→ Exercise goal: Transcribe all the entries word for word, but omit the images.

Figure content listings
────────────────────
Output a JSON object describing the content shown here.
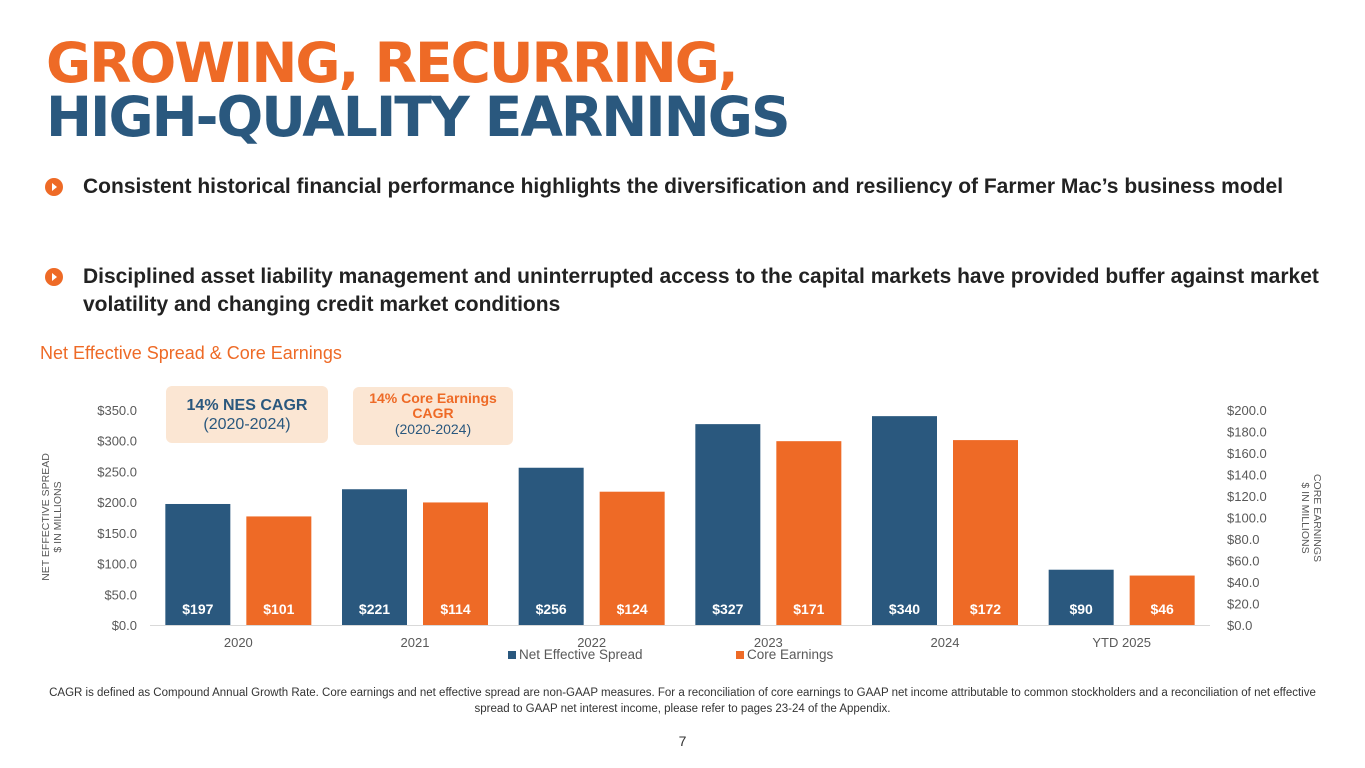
{
  "title": {
    "line1": "GROWING, RECURRING,",
    "line2": "HIGH-QUALITY EARNINGS"
  },
  "bullets": [
    "Consistent historical financial performance highlights the diversification and resiliency of Farmer Mac’s business model",
    "Disciplined asset liability management and uninterrupted access to the capital markets have provided buffer against market volatility and changing credit market conditions"
  ],
  "chart_title": "Net Effective Spread & Core Earnings",
  "callouts": {
    "nes": {
      "heading": "14% NES CAGR",
      "sub": "(2020-2024)"
    },
    "core": {
      "heading": "14% Core Earnings CAGR",
      "sub": "(2020-2024)"
    }
  },
  "chart_data": {
    "type": "bar",
    "title": "Net Effective Spread & Core Earnings",
    "categories": [
      "2020",
      "2021",
      "2022",
      "2023",
      "2024",
      "YTD 2025"
    ],
    "series": [
      {
        "name": "Net Effective Spread",
        "axis": "left",
        "color": "#2a587e",
        "values": [
          197,
          221,
          256,
          327,
          340,
          90
        ],
        "labels": [
          "$197",
          "$221",
          "$256",
          "$327",
          "$340",
          "$90"
        ]
      },
      {
        "name": "Core Earnings",
        "axis": "right",
        "color": "#ee6a26",
        "values": [
          101,
          114,
          124,
          171,
          172,
          46
        ],
        "labels": [
          "$101",
          "$114",
          "$124",
          "$171",
          "$172",
          "$46"
        ]
      }
    ],
    "left_axis": {
      "label_line1": "NET EFFECTIVE SPREAD",
      "label_line2": "$ IN MILLIONS",
      "min": 0,
      "max": 350,
      "ticks": [
        0,
        50,
        100,
        150,
        200,
        250,
        300,
        350
      ],
      "tick_labels": [
        "$0.0",
        "$50.0",
        "$100.0",
        "$150.0",
        "$200.0",
        "$250.0",
        "$300.0",
        "$350.0"
      ]
    },
    "right_axis": {
      "label_line1": "CORE EARNINGS",
      "label_line2": "$ IN MILLIONS",
      "min": 0,
      "max": 200,
      "ticks": [
        0,
        20,
        40,
        60,
        80,
        100,
        120,
        140,
        160,
        180,
        200
      ],
      "tick_labels": [
        "$0.0",
        "$20.0",
        "$40.0",
        "$60.0",
        "$80.0",
        "$100.0",
        "$120.0",
        "$140.0",
        "$160.0",
        "$180.0",
        "$200.0"
      ]
    },
    "legend_position": "bottom-center",
    "grid": false
  },
  "footnote": "CAGR is defined as Compound Annual Growth Rate. Core earnings and net effective spread are non-GAAP measures. For a reconciliation of core earnings to GAAP net income attributable to common stockholders and a reconciliation of net effective spread to GAAP net interest income, please refer to pages 23-24 of the Appendix.",
  "page_number": "7"
}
────────────────────
→ Final answer:
Output a JSON object describing the content shown here.
{
  "title": {
    "line1": "GROWING, RECURRING,",
    "line2": "HIGH-QUALITY EARNINGS"
  },
  "bullets": [
    "Consistent historical financial performance highlights the diversification and resiliency of Farmer Mac’s business model",
    "Disciplined asset liability management and uninterrupted access to the capital markets have provided buffer against market volatility and changing credit market conditions"
  ],
  "chart_title": "Net Effective Spread & Core Earnings",
  "callouts": {
    "nes": {
      "heading": "14% NES CAGR",
      "sub": "(2020-2024)"
    },
    "core": {
      "heading": "14% Core Earnings CAGR",
      "sub": "(2020-2024)"
    }
  },
  "chart_data": {
    "type": "bar",
    "title": "Net Effective Spread & Core Earnings",
    "categories": [
      "2020",
      "2021",
      "2022",
      "2023",
      "2024",
      "YTD 2025"
    ],
    "series": [
      {
        "name": "Net Effective Spread",
        "axis": "left",
        "color": "#2a587e",
        "values": [
          197,
          221,
          256,
          327,
          340,
          90
        ],
        "labels": [
          "$197",
          "$221",
          "$256",
          "$327",
          "$340",
          "$90"
        ]
      },
      {
        "name": "Core Earnings",
        "axis": "right",
        "color": "#ee6a26",
        "values": [
          101,
          114,
          124,
          171,
          172,
          46
        ],
        "labels": [
          "$101",
          "$114",
          "$124",
          "$171",
          "$172",
          "$46"
        ]
      }
    ],
    "left_axis": {
      "label_line1": "NET EFFECTIVE SPREAD",
      "label_line2": "$ IN MILLIONS",
      "min": 0,
      "max": 350,
      "ticks": [
        0,
        50,
        100,
        150,
        200,
        250,
        300,
        350
      ],
      "tick_labels": [
        "$0.0",
        "$50.0",
        "$100.0",
        "$150.0",
        "$200.0",
        "$250.0",
        "$300.0",
        "$350.0"
      ]
    },
    "right_axis": {
      "label_line1": "CORE EARNINGS",
      "label_line2": "$ IN MILLIONS",
      "min": 0,
      "max": 200,
      "ticks": [
        0,
        20,
        40,
        60,
        80,
        100,
        120,
        140,
        160,
        180,
        200
      ],
      "tick_labels": [
        "$0.0",
        "$20.0",
        "$40.0",
        "$60.0",
        "$80.0",
        "$100.0",
        "$120.0",
        "$140.0",
        "$160.0",
        "$180.0",
        "$200.0"
      ]
    },
    "legend_position": "bottom-center",
    "grid": false
  },
  "footnote": "CAGR is defined as Compound Annual Growth Rate. Core earnings and net effective spread are non-GAAP measures. For a reconciliation of core earnings to GAAP net income attributable to common stockholders and a reconciliation of net effective spread to GAAP net interest income, please refer to pages 23-24 of the Appendix.",
  "page_number": "7"
}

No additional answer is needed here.